# [SET EXERCISE]
Which lines contain the word "было"? Return each of them as written.

# [INPUT FOR THIS TASK]
_ _ _

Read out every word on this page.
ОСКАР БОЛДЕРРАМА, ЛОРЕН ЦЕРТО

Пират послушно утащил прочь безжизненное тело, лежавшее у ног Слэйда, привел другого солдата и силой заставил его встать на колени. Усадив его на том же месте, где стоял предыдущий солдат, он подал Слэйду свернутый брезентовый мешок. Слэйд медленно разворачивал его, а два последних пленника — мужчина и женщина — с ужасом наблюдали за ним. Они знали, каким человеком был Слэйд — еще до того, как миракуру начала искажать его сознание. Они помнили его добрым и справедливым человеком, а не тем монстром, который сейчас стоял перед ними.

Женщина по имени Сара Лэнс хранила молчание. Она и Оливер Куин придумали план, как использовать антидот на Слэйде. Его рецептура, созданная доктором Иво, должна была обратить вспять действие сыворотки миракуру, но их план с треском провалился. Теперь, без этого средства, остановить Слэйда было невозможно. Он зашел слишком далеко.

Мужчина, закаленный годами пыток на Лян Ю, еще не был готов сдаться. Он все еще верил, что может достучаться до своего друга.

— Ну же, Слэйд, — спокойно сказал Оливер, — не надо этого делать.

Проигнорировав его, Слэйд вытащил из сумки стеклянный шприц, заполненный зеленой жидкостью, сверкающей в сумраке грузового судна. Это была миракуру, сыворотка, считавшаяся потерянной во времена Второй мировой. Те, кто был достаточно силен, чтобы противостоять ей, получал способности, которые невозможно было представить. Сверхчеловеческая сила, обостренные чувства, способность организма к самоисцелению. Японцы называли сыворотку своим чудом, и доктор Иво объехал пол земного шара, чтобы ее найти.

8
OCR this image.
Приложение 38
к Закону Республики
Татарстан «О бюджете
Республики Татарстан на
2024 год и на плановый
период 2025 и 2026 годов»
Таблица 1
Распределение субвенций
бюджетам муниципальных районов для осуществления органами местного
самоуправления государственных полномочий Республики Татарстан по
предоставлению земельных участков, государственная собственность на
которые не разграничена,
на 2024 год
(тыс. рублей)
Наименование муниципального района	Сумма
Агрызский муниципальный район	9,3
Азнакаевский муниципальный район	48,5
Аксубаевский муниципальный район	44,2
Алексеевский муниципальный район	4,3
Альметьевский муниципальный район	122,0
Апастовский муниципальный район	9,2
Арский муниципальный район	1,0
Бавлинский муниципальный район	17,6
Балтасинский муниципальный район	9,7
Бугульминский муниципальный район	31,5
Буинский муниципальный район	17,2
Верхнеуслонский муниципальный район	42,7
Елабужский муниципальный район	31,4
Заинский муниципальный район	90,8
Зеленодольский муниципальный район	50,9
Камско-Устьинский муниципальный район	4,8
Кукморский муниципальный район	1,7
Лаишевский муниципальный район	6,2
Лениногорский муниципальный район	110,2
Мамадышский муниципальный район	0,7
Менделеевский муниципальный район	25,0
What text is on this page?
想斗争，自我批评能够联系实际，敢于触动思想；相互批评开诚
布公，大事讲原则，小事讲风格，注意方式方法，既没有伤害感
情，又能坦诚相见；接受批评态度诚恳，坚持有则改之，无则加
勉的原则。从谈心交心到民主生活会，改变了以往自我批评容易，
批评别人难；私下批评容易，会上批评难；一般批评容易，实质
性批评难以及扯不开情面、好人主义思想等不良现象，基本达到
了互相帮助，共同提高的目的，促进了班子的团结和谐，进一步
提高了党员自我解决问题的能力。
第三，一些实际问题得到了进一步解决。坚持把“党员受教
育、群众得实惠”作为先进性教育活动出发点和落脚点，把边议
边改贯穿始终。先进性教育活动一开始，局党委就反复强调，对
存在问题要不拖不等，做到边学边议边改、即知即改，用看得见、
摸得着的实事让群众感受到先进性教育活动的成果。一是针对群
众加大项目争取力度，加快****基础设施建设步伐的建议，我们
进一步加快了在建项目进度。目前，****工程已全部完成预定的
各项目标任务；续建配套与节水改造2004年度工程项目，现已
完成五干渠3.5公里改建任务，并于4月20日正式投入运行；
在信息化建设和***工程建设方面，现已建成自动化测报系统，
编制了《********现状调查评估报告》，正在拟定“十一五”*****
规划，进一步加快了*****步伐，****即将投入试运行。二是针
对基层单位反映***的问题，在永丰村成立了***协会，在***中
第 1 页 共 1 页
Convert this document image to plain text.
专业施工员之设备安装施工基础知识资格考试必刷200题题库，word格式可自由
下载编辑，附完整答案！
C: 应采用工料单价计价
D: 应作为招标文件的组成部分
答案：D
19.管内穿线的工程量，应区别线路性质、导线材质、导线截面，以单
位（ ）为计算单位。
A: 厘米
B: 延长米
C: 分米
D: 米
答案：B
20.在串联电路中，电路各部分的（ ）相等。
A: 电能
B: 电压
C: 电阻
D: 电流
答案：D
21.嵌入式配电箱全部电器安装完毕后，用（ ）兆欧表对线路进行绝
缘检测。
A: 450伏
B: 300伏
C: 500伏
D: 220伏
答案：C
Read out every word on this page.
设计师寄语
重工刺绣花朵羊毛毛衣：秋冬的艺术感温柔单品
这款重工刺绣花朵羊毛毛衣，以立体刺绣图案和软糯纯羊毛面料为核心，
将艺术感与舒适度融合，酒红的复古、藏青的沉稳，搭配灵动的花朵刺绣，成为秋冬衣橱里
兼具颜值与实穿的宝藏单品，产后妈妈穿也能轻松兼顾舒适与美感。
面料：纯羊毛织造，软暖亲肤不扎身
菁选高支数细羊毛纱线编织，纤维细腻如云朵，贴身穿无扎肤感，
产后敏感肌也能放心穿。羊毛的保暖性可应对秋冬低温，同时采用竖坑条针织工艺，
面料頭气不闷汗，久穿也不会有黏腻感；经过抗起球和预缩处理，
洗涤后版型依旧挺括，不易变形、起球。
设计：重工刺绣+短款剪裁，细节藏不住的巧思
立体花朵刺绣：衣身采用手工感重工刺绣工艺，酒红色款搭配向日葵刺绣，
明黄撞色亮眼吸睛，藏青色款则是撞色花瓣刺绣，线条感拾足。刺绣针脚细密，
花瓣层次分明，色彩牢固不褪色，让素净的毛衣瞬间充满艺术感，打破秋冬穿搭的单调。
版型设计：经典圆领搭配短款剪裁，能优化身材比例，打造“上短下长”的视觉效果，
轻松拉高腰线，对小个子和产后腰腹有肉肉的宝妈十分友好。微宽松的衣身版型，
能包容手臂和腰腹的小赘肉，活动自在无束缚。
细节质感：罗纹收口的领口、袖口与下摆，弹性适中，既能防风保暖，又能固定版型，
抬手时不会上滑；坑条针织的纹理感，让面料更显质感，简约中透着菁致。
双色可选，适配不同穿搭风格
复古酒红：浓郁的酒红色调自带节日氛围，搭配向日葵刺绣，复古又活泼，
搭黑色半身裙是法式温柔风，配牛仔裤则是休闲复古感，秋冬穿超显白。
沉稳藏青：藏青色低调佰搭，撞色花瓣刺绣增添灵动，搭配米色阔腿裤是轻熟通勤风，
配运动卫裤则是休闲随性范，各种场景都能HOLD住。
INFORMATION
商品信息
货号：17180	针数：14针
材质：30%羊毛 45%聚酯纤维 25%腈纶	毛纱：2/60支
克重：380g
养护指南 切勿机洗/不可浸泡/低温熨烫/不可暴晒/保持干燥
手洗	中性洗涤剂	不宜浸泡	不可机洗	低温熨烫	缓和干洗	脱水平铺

_ _ _

# [PROBLEM SOLUTION]
Женщина по имени Сара Лэнс хранила молчание. Она и Оливер Куин придумали план, как использовать антидот на Слэйде. Его рецептура, созданная доктором Иво, должна была обратить вспять действие сыворотки миракуру, но их план с треском провалился. Теперь, без этого средства, остановить Слэйда было невозможно. Он зашел слишком далеко.
Проигнорировав его, Слэйд вытащил из сумки стеклянный шприц, заполненный зеленой жидкостью, сверкающей в сумраке грузового судна. Это была миракуру, сыворотка, считавшаяся потерянной во времена Второй мировой. Те, кто был достаточно силен, чтобы противостоять ей, получал способности, которые невозможно было представить. Сверхчеловеческая сила, обостренные чувства, способность организма к самоисцелению. Японцы называли сыворотку своим чудом, и доктор Иво объехал пол земного шара, чтобы ее найти.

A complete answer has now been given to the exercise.